Given data:
══════
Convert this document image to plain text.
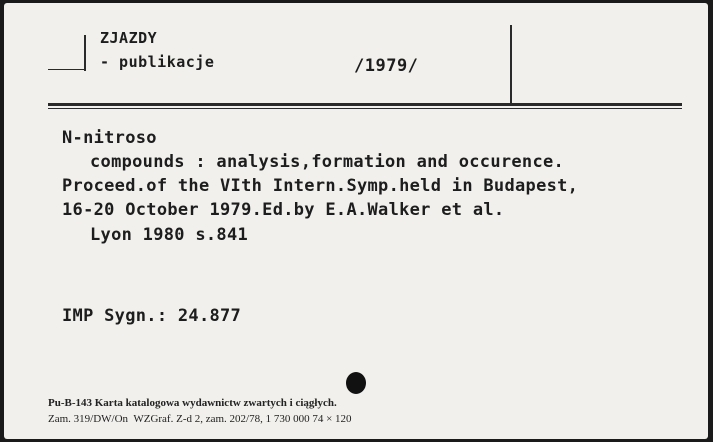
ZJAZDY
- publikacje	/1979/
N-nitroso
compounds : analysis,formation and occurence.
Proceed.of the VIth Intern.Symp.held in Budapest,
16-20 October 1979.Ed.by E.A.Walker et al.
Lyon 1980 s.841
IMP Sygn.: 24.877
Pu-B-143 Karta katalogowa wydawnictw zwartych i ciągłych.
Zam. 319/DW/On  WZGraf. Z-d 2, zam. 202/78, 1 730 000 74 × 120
══════
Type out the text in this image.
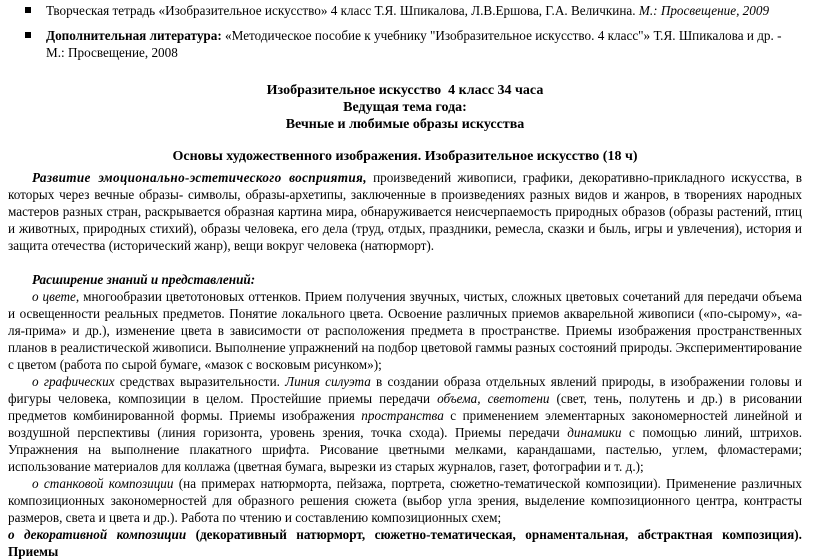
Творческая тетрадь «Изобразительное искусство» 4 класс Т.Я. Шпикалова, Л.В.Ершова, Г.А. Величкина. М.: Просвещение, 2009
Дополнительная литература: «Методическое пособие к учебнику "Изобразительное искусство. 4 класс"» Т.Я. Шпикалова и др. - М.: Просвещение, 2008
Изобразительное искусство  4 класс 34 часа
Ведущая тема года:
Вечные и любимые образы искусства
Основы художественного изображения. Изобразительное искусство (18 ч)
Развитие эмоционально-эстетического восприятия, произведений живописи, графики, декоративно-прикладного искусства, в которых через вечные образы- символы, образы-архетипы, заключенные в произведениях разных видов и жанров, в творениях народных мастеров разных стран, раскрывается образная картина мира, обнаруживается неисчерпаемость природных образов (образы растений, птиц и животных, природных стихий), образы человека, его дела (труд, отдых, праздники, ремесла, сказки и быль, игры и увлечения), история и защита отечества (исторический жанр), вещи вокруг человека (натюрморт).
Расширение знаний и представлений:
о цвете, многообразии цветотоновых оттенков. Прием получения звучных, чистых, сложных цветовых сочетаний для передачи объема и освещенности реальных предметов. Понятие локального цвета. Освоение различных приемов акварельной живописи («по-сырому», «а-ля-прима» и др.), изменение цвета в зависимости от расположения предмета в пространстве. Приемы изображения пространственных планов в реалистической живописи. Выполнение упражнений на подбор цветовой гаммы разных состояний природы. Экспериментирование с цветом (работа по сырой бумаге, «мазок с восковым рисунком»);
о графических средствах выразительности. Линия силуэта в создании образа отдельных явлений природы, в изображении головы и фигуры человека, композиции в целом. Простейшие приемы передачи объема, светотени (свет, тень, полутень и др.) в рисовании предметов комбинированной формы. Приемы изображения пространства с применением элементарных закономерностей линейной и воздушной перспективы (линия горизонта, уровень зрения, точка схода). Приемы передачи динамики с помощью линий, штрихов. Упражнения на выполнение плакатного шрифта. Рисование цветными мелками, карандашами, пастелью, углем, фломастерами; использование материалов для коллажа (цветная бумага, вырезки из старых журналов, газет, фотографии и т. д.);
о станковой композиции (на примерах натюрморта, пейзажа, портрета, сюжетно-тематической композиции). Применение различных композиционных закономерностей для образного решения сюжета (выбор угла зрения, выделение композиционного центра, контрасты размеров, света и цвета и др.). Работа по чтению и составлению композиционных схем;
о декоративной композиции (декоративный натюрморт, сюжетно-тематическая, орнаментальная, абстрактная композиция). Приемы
══════
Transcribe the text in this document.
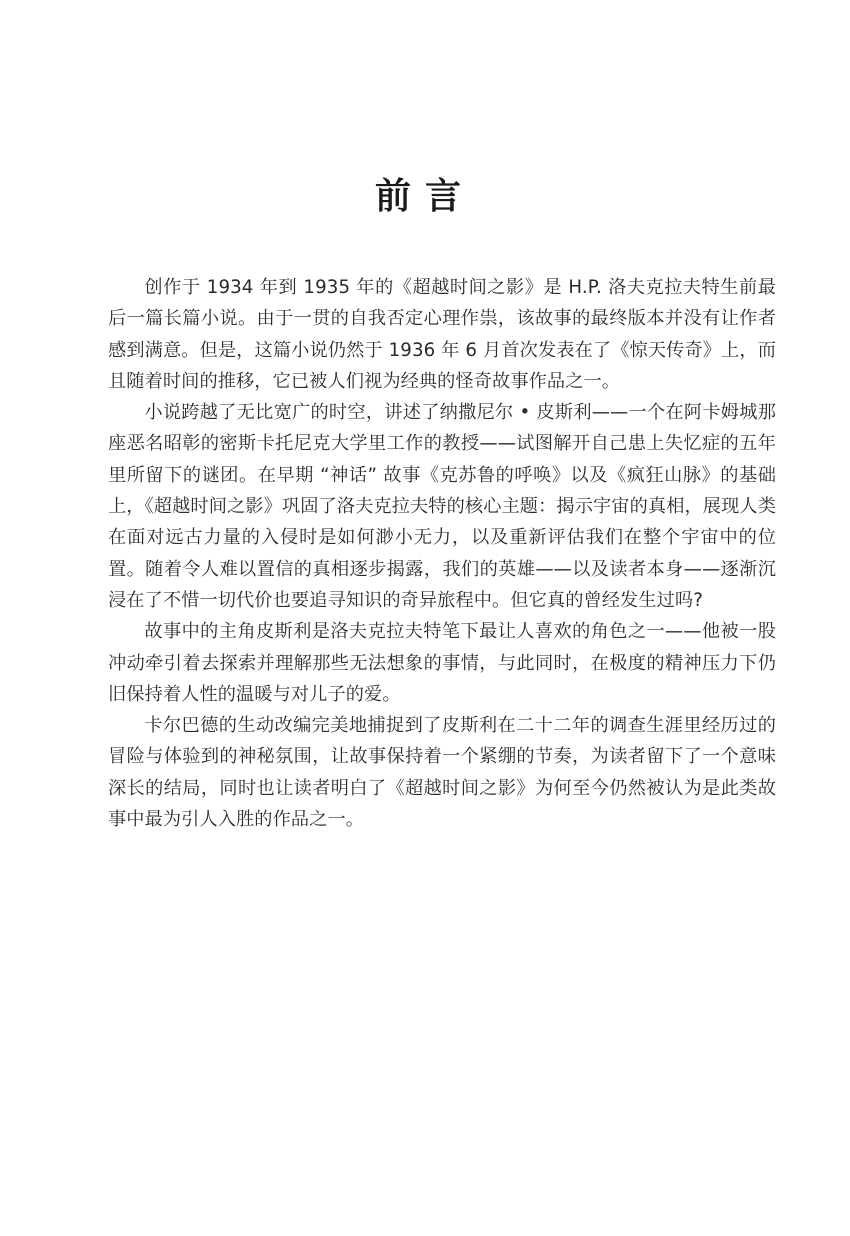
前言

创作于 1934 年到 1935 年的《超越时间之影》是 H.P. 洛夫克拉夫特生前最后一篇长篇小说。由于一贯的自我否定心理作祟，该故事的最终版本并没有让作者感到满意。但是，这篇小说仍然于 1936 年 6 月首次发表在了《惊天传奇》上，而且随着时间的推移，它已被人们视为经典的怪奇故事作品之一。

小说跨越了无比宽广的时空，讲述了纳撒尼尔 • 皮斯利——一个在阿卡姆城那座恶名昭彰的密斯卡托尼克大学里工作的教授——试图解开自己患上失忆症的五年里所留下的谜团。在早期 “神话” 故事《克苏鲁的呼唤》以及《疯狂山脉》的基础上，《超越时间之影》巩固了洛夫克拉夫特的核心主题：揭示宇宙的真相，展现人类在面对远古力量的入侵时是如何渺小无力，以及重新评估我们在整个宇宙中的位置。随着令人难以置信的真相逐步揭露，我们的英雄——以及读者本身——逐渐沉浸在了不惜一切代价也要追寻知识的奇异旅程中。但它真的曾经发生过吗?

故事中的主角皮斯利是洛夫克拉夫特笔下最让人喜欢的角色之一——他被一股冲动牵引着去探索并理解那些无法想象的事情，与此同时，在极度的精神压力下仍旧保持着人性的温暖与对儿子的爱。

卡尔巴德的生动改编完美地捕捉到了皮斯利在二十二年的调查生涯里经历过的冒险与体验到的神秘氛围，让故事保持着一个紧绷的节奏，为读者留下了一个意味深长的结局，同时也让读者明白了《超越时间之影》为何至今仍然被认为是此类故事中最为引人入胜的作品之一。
══════
Given exercise: Show all lines from the listing above in which "Просвещение" appears.

Task response:
Творческая тетрадь «Изобразительное искусство» 4 класс Т.Я. Шпикалова, Л.В.Ершова, Г.А. Величкина. М.: Просвещение, 2009
Дополнительная литература: «Методическое пособие к учебнику "Изобразительное искусство. 4 класс"» Т.Я. Шпикалова и др. - М.: Просвещение, 2008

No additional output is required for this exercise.